## Records to use
>> start

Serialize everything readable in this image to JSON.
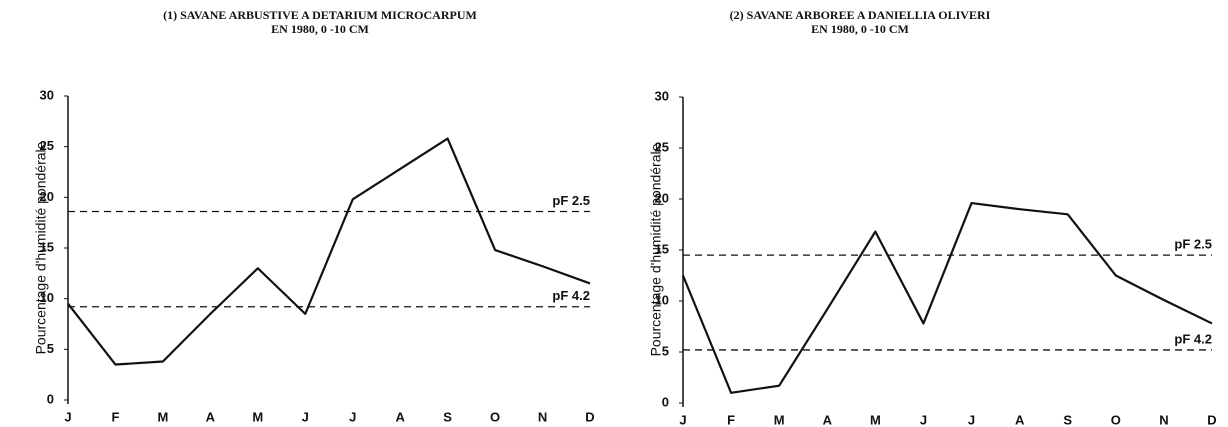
{
  "chart_data": [
    {
      "type": "line",
      "title": "(1) SAVANE ARBUSTIVE A DETARIUM MICROCARPUM",
      "subtitle": "EN 1980, 0 -10 CM",
      "y_label": "Pourcentage d'humidité pondérale",
      "categories": [
        "J",
        "F",
        "M",
        "A",
        "M",
        "J",
        "J",
        "A",
        "S",
        "O",
        "N",
        "D"
      ],
      "values": [
        9.5,
        3.5,
        3.8,
        8.5,
        13,
        8.5,
        19.8,
        22.8,
        25.8,
        14.8,
        13.2,
        11.5
      ],
      "color": "#111111",
      "ylim": [
        0,
        30
      ],
      "yticks": [
        0,
        5,
        10,
        15,
        20,
        25,
        30
      ],
      "reference_lines": [
        {
          "label": "pF 2.5",
          "value": 18.6
        },
        {
          "label": "pF 4.2",
          "value": 9.2
        }
      ]
    },
    {
      "type": "line",
      "title": "(2) SAVANE ARBOREE A DANIELLIA OLIVERI",
      "subtitle": "EN 1980, 0 -10 CM",
      "y_label": "Pourcentage d'humidité pondérale",
      "categories": [
        "J",
        "F",
        "M",
        "A",
        "M",
        "J",
        "J",
        "A",
        "S",
        "O",
        "N",
        "D"
      ],
      "values": [
        12.5,
        1,
        1.7,
        9.2,
        16.8,
        7.8,
        19.6,
        19,
        18.5,
        12.5,
        10.1,
        7.8
      ],
      "color": "#111111",
      "ylim": [
        0,
        30
      ],
      "yticks": [
        0,
        5,
        10,
        15,
        20,
        25,
        30
      ],
      "reference_lines": [
        {
          "label": "pF 2.5",
          "value": 14.5
        },
        {
          "label": "pF 4.2",
          "value": 5.2
        }
      ]
    }
  ]
}
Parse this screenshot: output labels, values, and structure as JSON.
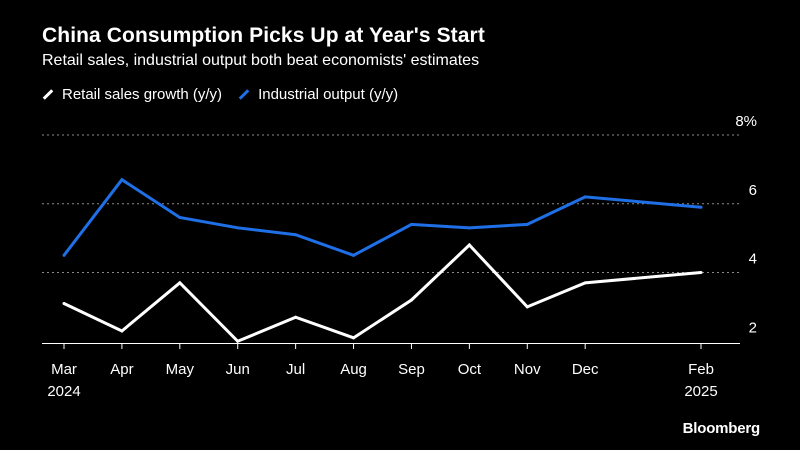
{
  "chart_data": {
    "type": "line",
    "title": "China Consumption Picks Up at Year's Start",
    "subtitle": "Retail sales, industrial output both beat economists' estimates",
    "categories": [
      "Mar",
      "Apr",
      "May",
      "Jun",
      "Jul",
      "Aug",
      "Sep",
      "Oct",
      "Nov",
      "Dec",
      "Feb"
    ],
    "category_sublabels": {
      "Mar": "2024",
      "Feb": "2025"
    },
    "x_months": [
      0,
      1,
      2,
      3,
      4,
      5,
      6,
      7,
      8,
      9,
      11
    ],
    "series": [
      {
        "name": "Retail sales growth (y/y)",
        "color": "#ffffff",
        "values": [
          3.1,
          2.3,
          3.7,
          2.0,
          2.7,
          2.1,
          3.2,
          4.8,
          3.0,
          3.7,
          4.0
        ]
      },
      {
        "name": "Industrial output (y/y)",
        "color": "#1f6fe6",
        "values": [
          4.5,
          6.7,
          5.6,
          5.3,
          5.1,
          4.5,
          5.4,
          5.3,
          5.4,
          6.2,
          5.9
        ]
      }
    ],
    "y_ticks": [
      {
        "value": 2,
        "label": "2"
      },
      {
        "value": 4,
        "label": "4"
      },
      {
        "value": 6,
        "label": "6"
      },
      {
        "value": 8,
        "label": "8%"
      }
    ],
    "ylim": [
      1.95,
      8.0
    ],
    "xlabel": "",
    "ylabel": "",
    "grid": true,
    "source": "Bloomberg"
  }
}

>> end

## Written exercise
Omit all pictures while transcribing the entries verbatim.

## Complete answer
Serialize everything readable in this image to JSON.
{
  "chart_data": [
    {
      "type": "line",
      "title": "(1) SAVANE ARBUSTIVE A DETARIUM MICROCARPUM",
      "subtitle": "EN 1980, 0 -10 CM",
      "y_label": "Pourcentage d'humidité pondérale",
      "categories": [
        "J",
        "F",
        "M",
        "A",
        "M",
        "J",
        "J",
        "A",
        "S",
        "O",
        "N",
        "D"
      ],
      "values": [
        9.5,
        3.5,
        3.8,
        8.5,
        13,
        8.5,
        19.8,
        22.8,
        25.8,
        14.8,
        13.2,
        11.5
      ],
      "color": "#111111",
      "ylim": [
        0,
        30
      ],
      "yticks": [
        0,
        5,
        10,
        15,
        20,
        25,
        30
      ],
      "reference_lines": [
        {
          "label": "pF 2.5",
          "value": 18.6
        },
        {
          "label": "pF 4.2",
          "value": 9.2
        }
      ]
    },
    {
      "type": "line",
      "title": "(2) SAVANE ARBOREE A DANIELLIA OLIVERI",
      "subtitle": "EN 1980, 0 -10 CM",
      "y_label": "Pourcentage d'humidité pondérale",
      "categories": [
        "J",
        "F",
        "M",
        "A",
        "M",
        "J",
        "J",
        "A",
        "S",
        "O",
        "N",
        "D"
      ],
      "values": [
        12.5,
        1,
        1.7,
        9.2,
        16.8,
        7.8,
        19.6,
        19,
        18.5,
        12.5,
        10.1,
        7.8
      ],
      "color": "#111111",
      "ylim": [
        0,
        30
      ],
      "yticks": [
        0,
        5,
        10,
        15,
        20,
        25,
        30
      ],
      "reference_lines": [
        {
          "label": "pF 2.5",
          "value": 14.5
        },
        {
          "label": "pF 4.2",
          "value": 5.2
        }
      ]
    }
  ]
}
Parse this screenshot: output labels, values, and structure as JSON.
{
  "chart_data": {
    "type": "line",
    "title": "China Consumption Picks Up at Year's Start",
    "subtitle": "Retail sales, industrial output both beat economists' estimates",
    "categories": [
      "Mar",
      "Apr",
      "May",
      "Jun",
      "Jul",
      "Aug",
      "Sep",
      "Oct",
      "Nov",
      "Dec",
      "Feb"
    ],
    "category_sublabels": {
      "Mar": "2024",
      "Feb": "2025"
    },
    "x_months": [
      0,
      1,
      2,
      3,
      4,
      5,
      6,
      7,
      8,
      9,
      11
    ],
    "series": [
      {
        "name": "Retail sales growth (y/y)",
        "color": "#ffffff",
        "values": [
          3.1,
          2.3,
          3.7,
          2.0,
          2.7,
          2.1,
          3.2,
          4.8,
          3.0,
          3.7,
          4.0
        ]
      },
      {
        "name": "Industrial output (y/y)",
        "color": "#1f6fe6",
        "values": [
          4.5,
          6.7,
          5.6,
          5.3,
          5.1,
          4.5,
          5.4,
          5.3,
          5.4,
          6.2,
          5.9
        ]
      }
    ],
    "y_ticks": [
      {
        "value": 2,
        "label": "2"
      },
      {
        "value": 4,
        "label": "4"
      },
      {
        "value": 6,
        "label": "6"
      },
      {
        "value": 8,
        "label": "8%"
      }
    ],
    "ylim": [
      1.95,
      8.0
    ],
    "xlabel": "",
    "ylabel": "",
    "grid": true,
    "source": "Bloomberg"
  }
}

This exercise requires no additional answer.